**Exercise description**
Write out the listing below in full and exactly, leaving out every picture.

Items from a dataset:

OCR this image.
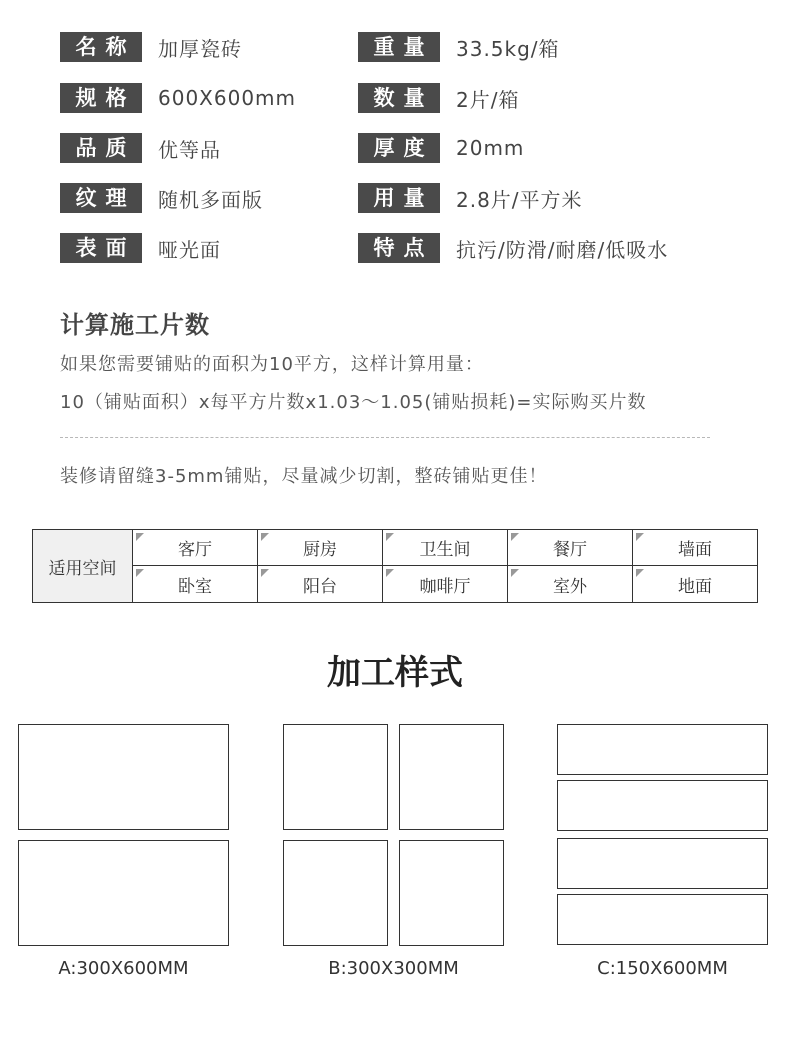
名称	加厚瓷砖	重量	33.5kg/箱
规格	600X600mm	数量	2片/箱
品质	优等品	厚度	20mm
纹理	随机多面版	用量	2.8片/平方米
表面	哑光面	特点	抗污/防滑/耐磨/低吸水
计算施工片数
如果您需要铺贴的面积为10平方，这样计算用量：
10（铺贴面积）x每平方片数x1.03～1.05(铺贴损耗)=实际购买片数
装修请留缝3-5mm铺贴，尽量减少切割，整砖铺贴更佳！
适用空间
客厅	厨房	卫生间	餐厅	墙面
卧室	阳台	咖啡厅	室外	地面
加工样式
A:300X600MM	B:300X300MM	C:150X600MM
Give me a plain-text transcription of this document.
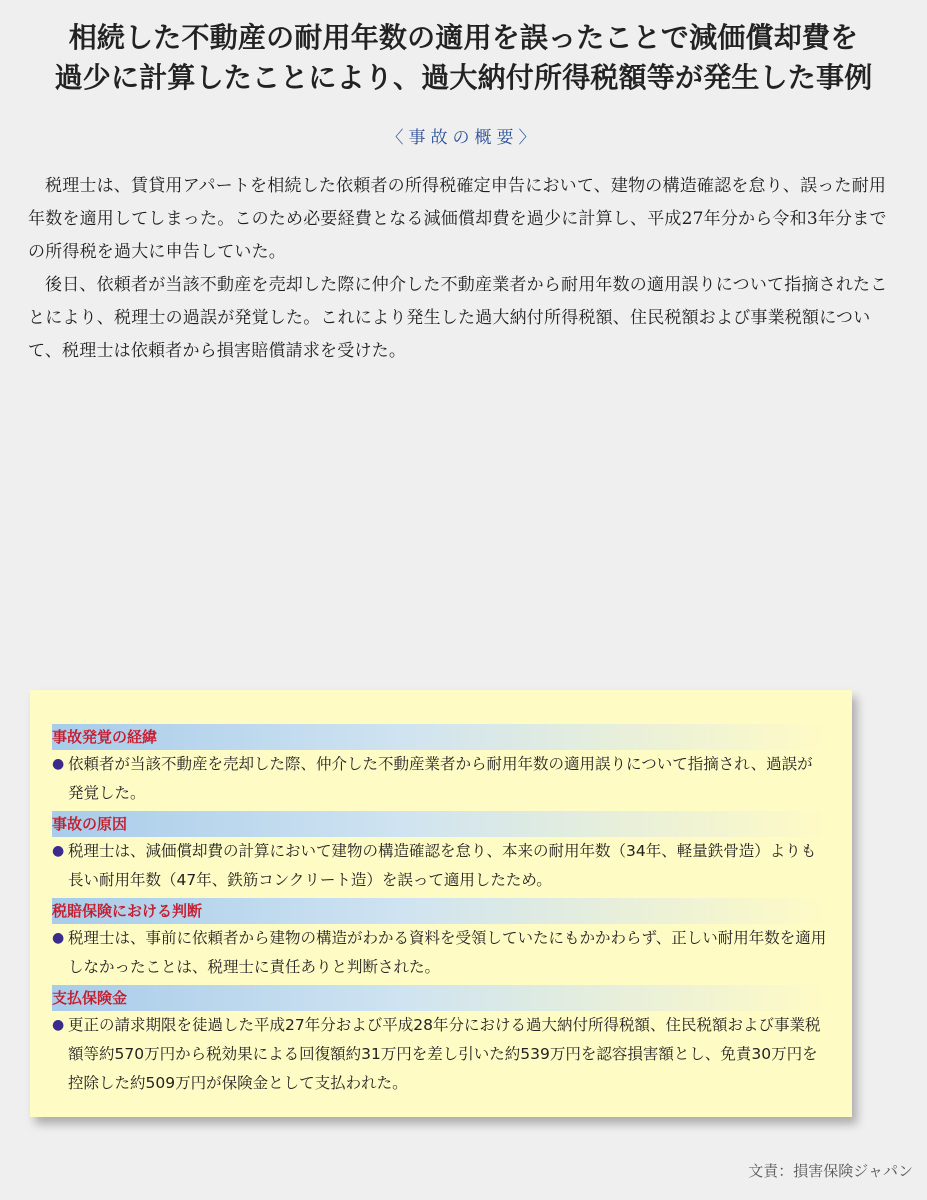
相続した不動産の耐用年数の適用を誤ったことで減価償却費を
過少に計算したことにより、過大納付所得税額等が発生した事例
〈事故の概要〉

税理士は、賃貸用アパートを相続した依頼者の所得税確定申告において、建物の構造確認を怠り、誤った耐用年数を適用してしまった。このため必要経費となる減価償却費を過少に計算し、平成27年分から令和3年分までの所得税を過大に申告していた。

後日、依頼者が当該不動産を売却した際に仲介した不動産業者から耐用年数の適用誤りについて指摘されたことにより、税理士の過誤が発覚した。これにより発生した過大納付所得税額、住民税額および事業税額について、税理士は依頼者から損害賠償請求を受けた。

事故発覚の経緯
● 依頼者が当該不動産を売却した際、仲介した不動産業者から耐用年数の適用誤りについて指摘され、過誤が発覚した。
事故の原因
● 税理士は、減価償却費の計算において建物の構造確認を怠り、本来の耐用年数（34年、軽量鉄骨造）よりも長い耐用年数（47年、鉄筋コンクリート造）を誤って適用したため。
税賠保険における判断
● 税理士は、事前に依頼者から建物の構造がわかる資料を受領していたにもかかわらず、正しい耐用年数を適用しなかったことは、税理士に責任ありと判断された。
支払保険金
● 更正の請求期限を徒過した平成27年分および平成28年分における過大納付所得税額、住民税額および事業税額等約570万円から税効果による回復額約31万円を差し引いた約539万円を認容損害額とし、免責30万円を控除した約509万円が保険金として支払われた。
文責：損害保険ジャパン
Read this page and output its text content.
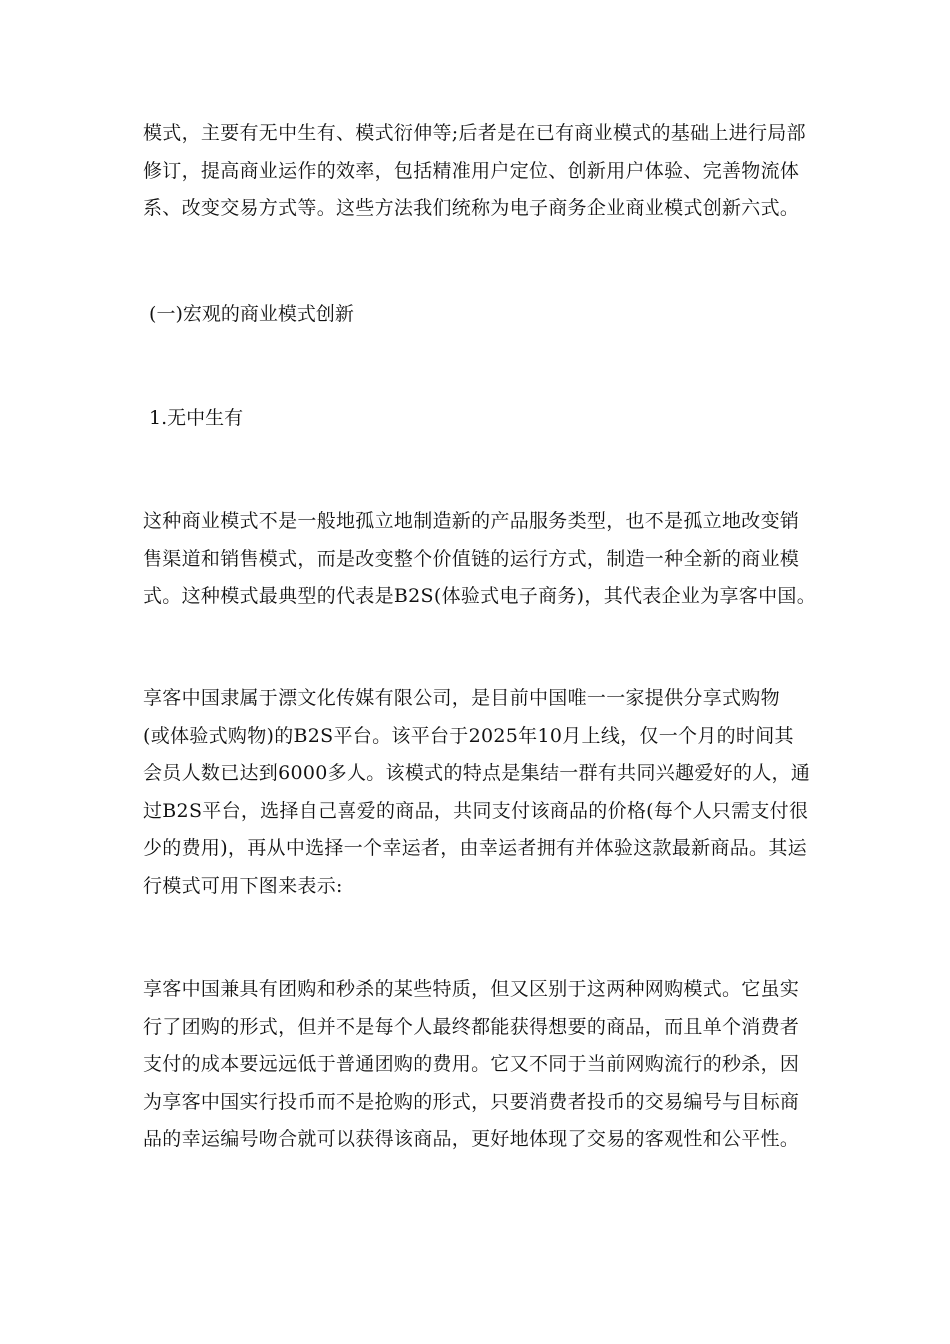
模式，主要有无中生有、模式衍伸等;后者是在已有商业模式的基础上进行局部
修订，提高商业运作的效率，包括精准用户定位、创新用户体验、完善物流体
系、改变交易方式等。这些方法我们统称为电子商务企业商业模式创新六式。

(一)宏观的商业模式创新

1.无中生有

这种商业模式不是一般地孤立地制造新的产品服务类型，也不是孤立地改变销
售渠道和销售模式，而是改变整个价值链的运行方式，制造一种全新的商业模
式。这种模式最典型的代表是B2S(体验式电子商务)，其代表企业为享客中国。

享客中国隶属于漂文化传媒有限公司，是目前中国唯一一家提供分享式购物
(或体验式购物)的B2S平台。该平台于2025年10月上线，仅一个月的时间其
会员人数已达到6000多人。该模式的特点是集结一群有共同兴趣爱好的人，通
过B2S平台，选择自己喜爱的商品，共同支付该商品的价格(每个人只需支付很
少的费用)，再从中选择一个幸运者，由幸运者拥有并体验这款最新商品。其运
行模式可用下图来表示:

享客中国兼具有团购和秒杀的某些特质，但又区别于这两种网购模式。它虽实
行了团购的形式，但并不是每个人最终都能获得想要的商品，而且单个消费者
支付的成本要远远低于普通团购的费用。它又不同于当前网购流行的秒杀，因
为享客中国实行投币而不是抢购的形式，只要消费者投币的交易编号与目标商
品的幸运编号吻合就可以获得该商品，更好地体现了交易的客观性和公平性。
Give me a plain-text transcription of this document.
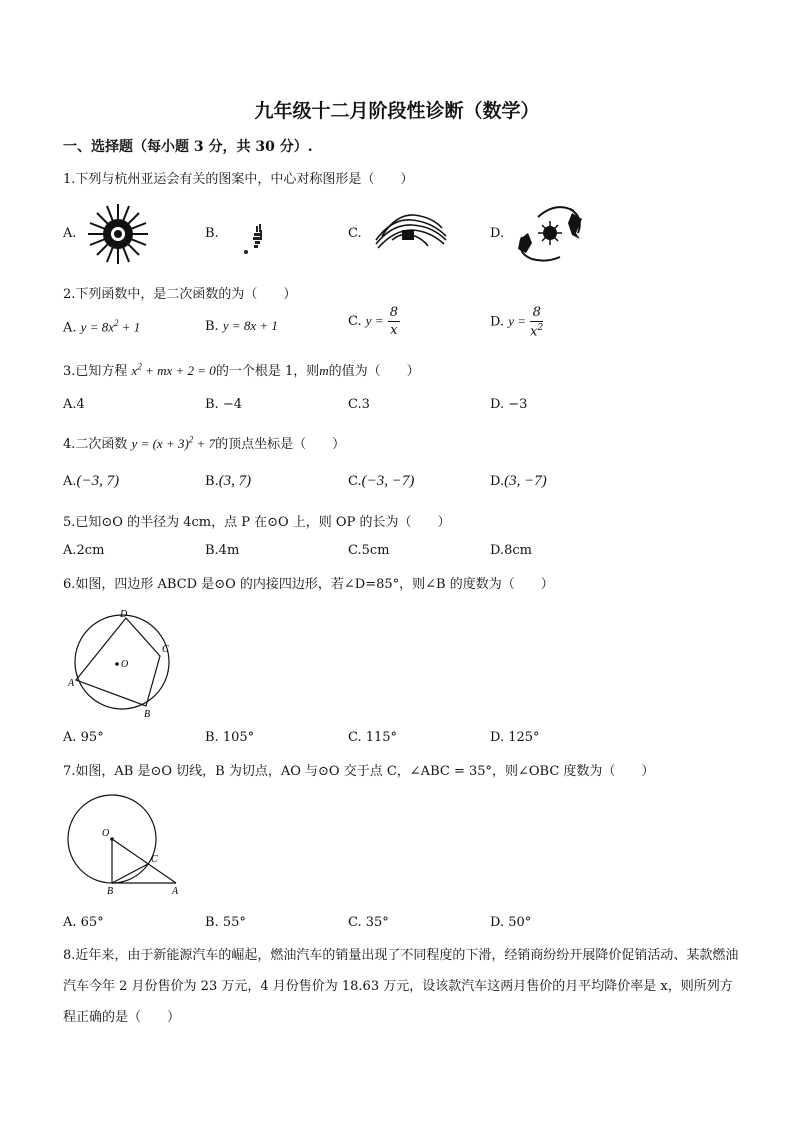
九年级十二月阶段性诊断（数学）
一、选择题（每小题 3 分，共 30 分）.
1.下列与杭州亚运会有关的图案中，中心对称图形是（　　）
A.	B.	C.	D.
2.下列函数中，是二次函数的为（　　）
A. $y = 8x^2 + 1$	B. y = 8x + 1	C. $y = \frac{8}{x}$	D. $y = \frac{8}{x^2}$
3.已知方程 $x^2$ + mx + 2 = 0的一个根是 1，则m的值为（　　）
A.4	B. −4	C.3	D. −3
4.二次函数 $y = (x + 3)^2 + 7$的顶点坐标是（　　）
A.(−3, 7)	B.(3, 7)	C.(−3, −7)	D.(3, −7)
5.已知⊙O 的半径为 4cm，点 P 在⊙O 上，则 OP 的长为（　　）
A.2cm	B.4m	C.5cm	D.8cm
6.如图，四边形 ABCD 是⊙O 的内接四边形，若∠D=85°，则∠B 的度数为（　　）
A
B
C
D
O
A. 95°	B. 105°	C. 115°	D. 125°
7.如图，AB 是⊙O 切线，B 为切点，AO 与⊙O 交于点 C，∠ABC = 35°，则∠OBC 度数为（　　）
O
C
B	A
A. 65°	B. 55°	C. 35°	D. 50°
8.近年来，由于新能源汽车的崛起，燃油汽车的销量出现了不同程度的下滑，经销商纷纷开展降价促销活动、某款燃油汽车今年 2 月份售价为 23 万元，4 月份售价为 18.63 万元，设该款汽车这两月售价的月平均降价率是 x，则所列方程正确的是（　　）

**Answer to the task**
OCR this image.
名称	加厚瓷砖	重量	33.5kg/箱
规格	600X600mm	数量	2片/箱
品质	优等品	厚度	20mm
纹理	随机多面版	用量	2.8片/平方米
表面	哑光面	特点	抗污/防滑/耐磨/低吸水
计算施工片数
如果您需要铺贴的面积为10平方，这样计算用量：
10（铺贴面积）x每平方片数x1.03～1.05(铺贴损耗)=实际购买片数
装修请留缝3-5mm铺贴，尽量减少切割，整砖铺贴更佳！
适用空间
客厅	厨房	卫生间	餐厅	墙面
卧室	阳台	咖啡厅	室外	地面
加工样式
A:300X600MM	B:300X300MM	C:150X600MM
Give me a plain-text transcription of this document.
相続した不動産の耐用年数の適用を誤ったことで減価償却費を
過少に計算したことにより、過大納付所得税額等が発生した事例
〈事故の概要〉

税理士は、賃貸用アパートを相続した依頼者の所得税確定申告において、建物の構造確認を怠り、誤った耐用年数を適用してしまった。このため必要経費となる減価償却費を過少に計算し、平成27年分から令和3年分までの所得税を過大に申告していた。

後日、依頼者が当該不動産を売却した際に仲介した不動産業者から耐用年数の適用誤りについて指摘されたことにより、税理士の過誤が発覚した。これにより発生した過大納付所得税額、住民税額および事業税額について、税理士は依頼者から損害賠償請求を受けた。

事故発覚の経緯
● 依頼者が当該不動産を売却した際、仲介した不動産業者から耐用年数の適用誤りについて指摘され、過誤が発覚した。
事故の原因
● 税理士は、減価償却費の計算において建物の構造確認を怠り、本来の耐用年数（34年、軽量鉄骨造）よりも長い耐用年数（47年、鉄筋コンクリート造）を誤って適用したため。
税賠保険における判断
● 税理士は、事前に依頼者から建物の構造がわかる資料を受領していたにもかかわらず、正しい耐用年数を適用しなかったことは、税理士に責任ありと判断された。
支払保険金
● 更正の請求期限を徒過した平成27年分および平成28年分における過大納付所得税額、住民税額および事業税額等約570万円から税効果による回復額約31万円を差し引いた約539万円を認容損害額とし、免責30万円を控除した約509万円が保険金として支払われた。
文責：損害保険ジャパン
Read this page and output its text content.
模式，主要有无中生有、模式衍伸等;后者是在已有商业模式的基础上进行局部
修订，提高商业运作的效率，包括精准用户定位、创新用户体验、完善物流体
系、改变交易方式等。这些方法我们统称为电子商务企业商业模式创新六式。

(一)宏观的商业模式创新

1.无中生有

这种商业模式不是一般地孤立地制造新的产品服务类型，也不是孤立地改变销
售渠道和销售模式，而是改变整个价值链的运行方式，制造一种全新的商业模
式。这种模式最典型的代表是B2S(体验式电子商务)，其代表企业为享客中国。

享客中国隶属于漂文化传媒有限公司，是目前中国唯一一家提供分享式购物
(或体验式购物)的B2S平台。该平台于2025年10月上线，仅一个月的时间其
会员人数已达到6000多人。该模式的特点是集结一群有共同兴趣爱好的人，通
过B2S平台，选择自己喜爱的商品，共同支付该商品的价格(每个人只需支付很
少的费用)，再从中选择一个幸运者，由幸运者拥有并体验这款最新商品。其运
行模式可用下图来表示:

享客中国兼具有团购和秒杀的某些特质，但又区别于这两种网购模式。它虽实
行了团购的形式，但并不是每个人最终都能获得想要的商品，而且单个消费者
支付的成本要远远低于普通团购的费用。它又不同于当前网购流行的秒杀，因
为享客中国实行投币而不是抢购的形式，只要消费者投币的交易编号与目标商
品的幸运编号吻合就可以获得该商品，更好地体现了交易的客观性和公平性。
Give me a plain-text transcription of this document.
九年级十二月阶段性诊断（数学）
一、选择题（每小题 3 分，共 30 分）.
1.下列与杭州亚运会有关的图案中，中心对称图形是（　　）
A.	B.	C.	D.
2.下列函数中，是二次函数的为（　　）
A. $y = 8x^2 + 1$	B. y = 8x + 1	C. $y = \frac{8}{x}$	D. $y = \frac{8}{x^2}$
3.已知方程 $x^2$ + mx + 2 = 0的一个根是 1，则m的值为（　　）
A.4	B. −4	C.3	D. −3
4.二次函数 $y = (x + 3)^2 + 7$的顶点坐标是（　　）
A.(−3, 7)	B.(3, 7)	C.(−3, −7)	D.(3, −7)
5.已知⊙O 的半径为 4cm，点 P 在⊙O 上，则 OP 的长为（　　）
A.2cm	B.4m	C.5cm	D.8cm
6.如图，四边形 ABCD 是⊙O 的内接四边形，若∠D=85°，则∠B 的度数为（　　）
A
B
C
D
O
A. 95°	B. 105°	C. 115°	D. 125°
7.如图，AB 是⊙O 切线，B 为切点，AO 与⊙O 交于点 C，∠ABC = 35°，则∠OBC 度数为（　　）
O
C
B	A
A. 65°	B. 55°	C. 35°	D. 50°
8.近年来，由于新能源汽车的崛起，燃油汽车的销量出现了不同程度的下滑，经销商纷纷开展降价促销活动、某款燃油汽车今年 2 月份售价为 23 万元，4 月份售价为 18.63 万元，设该款汽车这两月售价的月平均降价率是 x，则所列方程正确的是（　　）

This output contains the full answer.